◆ Task details ◆
Extract the complete listing and repeat it word for word.

◆ Supplied data ◆
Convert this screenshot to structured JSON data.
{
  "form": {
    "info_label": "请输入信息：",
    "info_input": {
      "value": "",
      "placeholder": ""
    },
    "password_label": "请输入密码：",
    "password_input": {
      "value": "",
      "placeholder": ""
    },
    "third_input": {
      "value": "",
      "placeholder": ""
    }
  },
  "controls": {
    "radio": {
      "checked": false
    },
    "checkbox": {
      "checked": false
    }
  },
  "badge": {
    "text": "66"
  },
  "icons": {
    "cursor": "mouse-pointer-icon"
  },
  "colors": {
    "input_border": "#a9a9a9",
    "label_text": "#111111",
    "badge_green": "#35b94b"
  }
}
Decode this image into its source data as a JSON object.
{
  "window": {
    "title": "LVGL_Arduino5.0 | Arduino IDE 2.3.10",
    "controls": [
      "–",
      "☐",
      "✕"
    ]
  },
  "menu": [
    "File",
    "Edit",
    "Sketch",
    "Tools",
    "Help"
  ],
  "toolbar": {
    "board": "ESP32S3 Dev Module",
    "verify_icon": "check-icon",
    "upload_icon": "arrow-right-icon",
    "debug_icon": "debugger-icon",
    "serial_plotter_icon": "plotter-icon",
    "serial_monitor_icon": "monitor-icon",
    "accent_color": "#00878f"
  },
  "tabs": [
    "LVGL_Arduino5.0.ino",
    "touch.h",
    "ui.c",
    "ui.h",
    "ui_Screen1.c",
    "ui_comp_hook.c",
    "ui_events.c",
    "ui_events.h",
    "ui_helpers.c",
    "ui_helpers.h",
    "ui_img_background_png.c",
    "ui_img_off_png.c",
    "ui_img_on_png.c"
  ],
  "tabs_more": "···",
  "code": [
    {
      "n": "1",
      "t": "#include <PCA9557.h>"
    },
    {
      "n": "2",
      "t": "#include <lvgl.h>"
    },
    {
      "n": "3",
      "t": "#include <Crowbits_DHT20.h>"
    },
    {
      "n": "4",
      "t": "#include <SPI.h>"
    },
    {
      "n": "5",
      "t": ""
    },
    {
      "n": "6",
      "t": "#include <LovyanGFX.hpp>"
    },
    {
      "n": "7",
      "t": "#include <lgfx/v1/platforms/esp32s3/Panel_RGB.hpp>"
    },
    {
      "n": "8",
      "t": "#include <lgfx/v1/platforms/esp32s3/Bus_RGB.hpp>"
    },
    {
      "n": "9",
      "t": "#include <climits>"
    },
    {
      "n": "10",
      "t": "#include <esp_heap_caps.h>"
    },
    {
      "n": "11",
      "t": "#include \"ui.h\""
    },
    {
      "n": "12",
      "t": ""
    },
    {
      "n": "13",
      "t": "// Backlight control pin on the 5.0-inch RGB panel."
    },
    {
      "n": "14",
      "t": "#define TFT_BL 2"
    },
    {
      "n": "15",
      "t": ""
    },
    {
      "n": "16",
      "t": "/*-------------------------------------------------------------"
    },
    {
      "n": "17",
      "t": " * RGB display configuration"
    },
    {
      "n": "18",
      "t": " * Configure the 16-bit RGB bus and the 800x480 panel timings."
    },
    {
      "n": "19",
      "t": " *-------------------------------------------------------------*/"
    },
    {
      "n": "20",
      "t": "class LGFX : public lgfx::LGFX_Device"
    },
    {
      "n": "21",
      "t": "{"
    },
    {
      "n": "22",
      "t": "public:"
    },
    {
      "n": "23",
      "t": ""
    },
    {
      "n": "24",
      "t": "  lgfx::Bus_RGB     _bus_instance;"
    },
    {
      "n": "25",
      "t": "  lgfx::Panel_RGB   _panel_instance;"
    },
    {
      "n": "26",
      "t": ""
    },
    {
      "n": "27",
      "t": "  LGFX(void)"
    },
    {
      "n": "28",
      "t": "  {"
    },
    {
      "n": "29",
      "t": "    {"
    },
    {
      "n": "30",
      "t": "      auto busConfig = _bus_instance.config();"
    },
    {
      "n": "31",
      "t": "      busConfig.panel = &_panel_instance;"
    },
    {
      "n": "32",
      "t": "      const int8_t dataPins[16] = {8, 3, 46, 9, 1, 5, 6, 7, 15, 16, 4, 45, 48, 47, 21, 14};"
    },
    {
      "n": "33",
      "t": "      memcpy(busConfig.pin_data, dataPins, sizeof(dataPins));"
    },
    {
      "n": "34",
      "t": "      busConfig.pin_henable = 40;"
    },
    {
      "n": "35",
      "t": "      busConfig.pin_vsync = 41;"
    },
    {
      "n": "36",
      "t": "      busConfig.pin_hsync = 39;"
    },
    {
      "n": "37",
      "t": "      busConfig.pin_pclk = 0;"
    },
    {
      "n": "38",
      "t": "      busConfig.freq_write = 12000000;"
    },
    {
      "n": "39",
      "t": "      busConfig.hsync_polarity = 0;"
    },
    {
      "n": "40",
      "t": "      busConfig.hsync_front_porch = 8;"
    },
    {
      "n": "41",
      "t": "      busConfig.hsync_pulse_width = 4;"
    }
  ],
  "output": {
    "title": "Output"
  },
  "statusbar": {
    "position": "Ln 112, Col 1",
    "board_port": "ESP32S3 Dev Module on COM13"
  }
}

◆ Result for this task ◆
Convert this screenshot to structured JSON data.
{
  "form": {
    "info_label": "请输入信息：",
    "info_input": {
      "value": "",
      "placeholder": ""
    },
    "password_label": "请输入密码：",
    "password_input": {
      "value": "",
      "placeholder": ""
    },
    "third_input": {
      "value": "",
      "placeholder": ""
    }
  },
  "controls": {
    "radio": {
      "checked": false
    },
    "checkbox": {
      "checked": false
    }
  },
  "badge": {
    "text": "66"
  },
  "icons": {
    "cursor": "mouse-pointer-icon"
  },
  "colors": {
    "input_border": "#a9a9a9",
    "label_text": "#111111",
    "badge_green": "#35b94b"
  }
}
Decode this image into its source data as a JSON object.
{
  "window": {
    "title": "LVGL_Arduino5.0 | Arduino IDE 2.3.10",
    "controls": [
      "–",
      "☐",
      "✕"
    ]
  },
  "menu": [
    "File",
    "Edit",
    "Sketch",
    "Tools",
    "Help"
  ],
  "toolbar": {
    "board": "ESP32S3 Dev Module",
    "verify_icon": "check-icon",
    "upload_icon": "arrow-right-icon",
    "debug_icon": "debugger-icon",
    "serial_plotter_icon": "plotter-icon",
    "serial_monitor_icon": "monitor-icon",
    "accent_color": "#00878f"
  },
  "tabs": [
    "LVGL_Arduino5.0.ino",
    "touch.h",
    "ui.c",
    "ui.h",
    "ui_Screen1.c",
    "ui_comp_hook.c",
    "ui_events.c",
    "ui_events.h",
    "ui_helpers.c",
    "ui_helpers.h",
    "ui_img_background_png.c",
    "ui_img_off_png.c",
    "ui_img_on_png.c"
  ],
  "tabs_more": "···",
  "code": [
    {
      "n": "1",
      "t": "#include <PCA9557.h>"
    },
    {
      "n": "2",
      "t": "#include <lvgl.h>"
    },
    {
      "n": "3",
      "t": "#include <Crowbits_DHT20.h>"
    },
    {
      "n": "4",
      "t": "#include <SPI.h>"
    },
    {
      "n": "5",
      "t": ""
    },
    {
      "n": "6",
      "t": "#include <LovyanGFX.hpp>"
    },
    {
      "n": "7",
      "t": "#include <lgfx/v1/platforms/esp32s3/Panel_RGB.hpp>"
    },
    {
      "n": "8",
      "t": "#include <lgfx/v1/platforms/esp32s3/Bus_RGB.hpp>"
    },
    {
      "n": "9",
      "t": "#include <climits>"
    },
    {
      "n": "10",
      "t": "#include <esp_heap_caps.h>"
    },
    {
      "n": "11",
      "t": "#include \"ui.h\""
    },
    {
      "n": "12",
      "t": ""
    },
    {
      "n": "13",
      "t": "// Backlight control pin on the 5.0-inch RGB panel."
    },
    {
      "n": "14",
      "t": "#define TFT_BL 2"
    },
    {
      "n": "15",
      "t": ""
    },
    {
      "n": "16",
      "t": "/*-------------------------------------------------------------"
    },
    {
      "n": "17",
      "t": " * RGB display configuration"
    },
    {
      "n": "18",
      "t": " * Configure the 16-bit RGB bus and the 800x480 panel timings."
    },
    {
      "n": "19",
      "t": " *-------------------------------------------------------------*/"
    },
    {
      "n": "20",
      "t": "class LGFX : public lgfx::LGFX_Device"
    },
    {
      "n": "21",
      "t": "{"
    },
    {
      "n": "22",
      "t": "public:"
    },
    {
      "n": "23",
      "t": ""
    },
    {
      "n": "24",
      "t": "  lgfx::Bus_RGB     _bus_instance;"
    },
    {
      "n": "25",
      "t": "  lgfx::Panel_RGB   _panel_instance;"
    },
    {
      "n": "26",
      "t": ""
    },
    {
      "n": "27",
      "t": "  LGFX(void)"
    },
    {
      "n": "28",
      "t": "  {"
    },
    {
      "n": "29",
      "t": "    {"
    },
    {
      "n": "30",
      "t": "      auto busConfig = _bus_instance.config();"
    },
    {
      "n": "31",
      "t": "      busConfig.panel = &_panel_instance;"
    },
    {
      "n": "32",
      "t": "      const int8_t dataPins[16] = {8, 3, 46, 9, 1, 5, 6, 7, 15, 16, 4, 45, 48, 47, 21, 14};"
    },
    {
      "n": "33",
      "t": "      memcpy(busConfig.pin_data, dataPins, sizeof(dataPins));"
    },
    {
      "n": "34",
      "t": "      busConfig.pin_henable = 40;"
    },
    {
      "n": "35",
      "t": "      busConfig.pin_vsync = 41;"
    },
    {
      "n": "36",
      "t": "      busConfig.pin_hsync = 39;"
    },
    {
      "n": "37",
      "t": "      busConfig.pin_pclk = 0;"
    },
    {
      "n": "38",
      "t": "      busConfig.freq_write = 12000000;"
    },
    {
      "n": "39",
      "t": "      busConfig.hsync_polarity = 0;"
    },
    {
      "n": "40",
      "t": "      busConfig.hsync_front_porch = 8;"
    },
    {
      "n": "41",
      "t": "      busConfig.hsync_pulse_width = 4;"
    }
  ],
  "output": {
    "title": "Output"
  },
  "statusbar": {
    "position": "Ln 112, Col 1",
    "board_port": "ESP32S3 Dev Module on COM13"
  }
}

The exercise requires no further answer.